**Given task**:
Copy out the data exactly, leaving the pictures behind.

— Start of Dataset —

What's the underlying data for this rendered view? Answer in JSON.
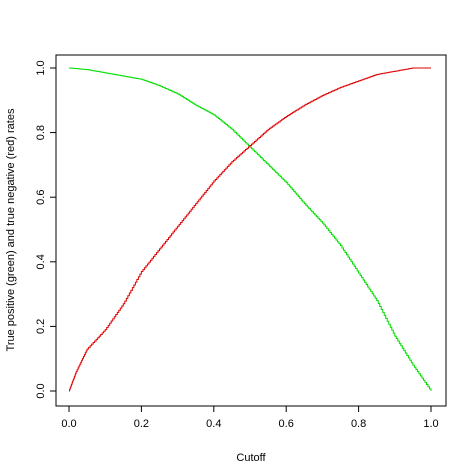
{
  "chart_data": {
    "type": "line",
    "title": "",
    "xlabel": "Cutoff",
    "ylabel": "True positive (green) and true negative (red) rates",
    "xlim": [
      0.0,
      1.0
    ],
    "ylim": [
      0.0,
      1.0
    ],
    "x_ticks": [
      "0.0",
      "0.2",
      "0.4",
      "0.6",
      "0.8",
      "1.0"
    ],
    "y_ticks": [
      "0.0",
      "0.2",
      "0.4",
      "0.6",
      "0.8",
      "1.0"
    ],
    "grid": false,
    "legend": "none",
    "series": [
      {
        "color": "#00dd00",
        "x": [
          0.0,
          0.05,
          0.1,
          0.15,
          0.2,
          0.25,
          0.3,
          0.35,
          0.4,
          0.45,
          0.5,
          0.55,
          0.6,
          0.65,
          0.7,
          0.75,
          0.8,
          0.85,
          0.9,
          0.95,
          1.0
        ],
        "y": [
          1.0,
          0.995,
          0.985,
          0.975,
          0.965,
          0.945,
          0.92,
          0.885,
          0.855,
          0.81,
          0.755,
          0.7,
          0.645,
          0.58,
          0.52,
          0.45,
          0.365,
          0.28,
          0.17,
          0.08,
          0.0
        ]
      },
      {
        "color": "#e00000",
        "x": [
          0.0,
          0.02,
          0.05,
          0.1,
          0.15,
          0.2,
          0.25,
          0.3,
          0.35,
          0.4,
          0.45,
          0.5,
          0.55,
          0.6,
          0.65,
          0.7,
          0.75,
          0.8,
          0.85,
          0.9,
          0.95,
          1.0
        ],
        "y": [
          0.0,
          0.06,
          0.13,
          0.19,
          0.27,
          0.37,
          0.44,
          0.51,
          0.58,
          0.65,
          0.71,
          0.76,
          0.81,
          0.85,
          0.885,
          0.915,
          0.94,
          0.96,
          0.98,
          0.99,
          1.0,
          1.0
        ]
      }
    ]
  }
}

— End of Dataset —

**Problem solution**:
What's the underlying data for this rendered view? Answer in JSON.
{
  "chart_data": {
    "type": "line",
    "title": "",
    "xlabel": "Cutoff",
    "ylabel": "True positive (green) and true negative (red) rates",
    "xlim": [
      0.0,
      1.0
    ],
    "ylim": [
      0.0,
      1.0
    ],
    "x_ticks": [
      "0.0",
      "0.2",
      "0.4",
      "0.6",
      "0.8",
      "1.0"
    ],
    "y_ticks": [
      "0.0",
      "0.2",
      "0.4",
      "0.6",
      "0.8",
      "1.0"
    ],
    "grid": false,
    "legend": "none",
    "series": [
      {
        "color": "#00dd00",
        "x": [
          0.0,
          0.05,
          0.1,
          0.15,
          0.2,
          0.25,
          0.3,
          0.35,
          0.4,
          0.45,
          0.5,
          0.55,
          0.6,
          0.65,
          0.7,
          0.75,
          0.8,
          0.85,
          0.9,
          0.95,
          1.0
        ],
        "y": [
          1.0,
          0.995,
          0.985,
          0.975,
          0.965,
          0.945,
          0.92,
          0.885,
          0.855,
          0.81,
          0.755,
          0.7,
          0.645,
          0.58,
          0.52,
          0.45,
          0.365,
          0.28,
          0.17,
          0.08,
          0.0
        ]
      },
      {
        "color": "#e00000",
        "x": [
          0.0,
          0.02,
          0.05,
          0.1,
          0.15,
          0.2,
          0.25,
          0.3,
          0.35,
          0.4,
          0.45,
          0.5,
          0.55,
          0.6,
          0.65,
          0.7,
          0.75,
          0.8,
          0.85,
          0.9,
          0.95,
          1.0
        ],
        "y": [
          0.0,
          0.06,
          0.13,
          0.19,
          0.27,
          0.37,
          0.44,
          0.51,
          0.58,
          0.65,
          0.71,
          0.76,
          0.81,
          0.85,
          0.885,
          0.915,
          0.94,
          0.96,
          0.98,
          0.99,
          1.0,
          1.0
        ]
      }
    ]
  }
}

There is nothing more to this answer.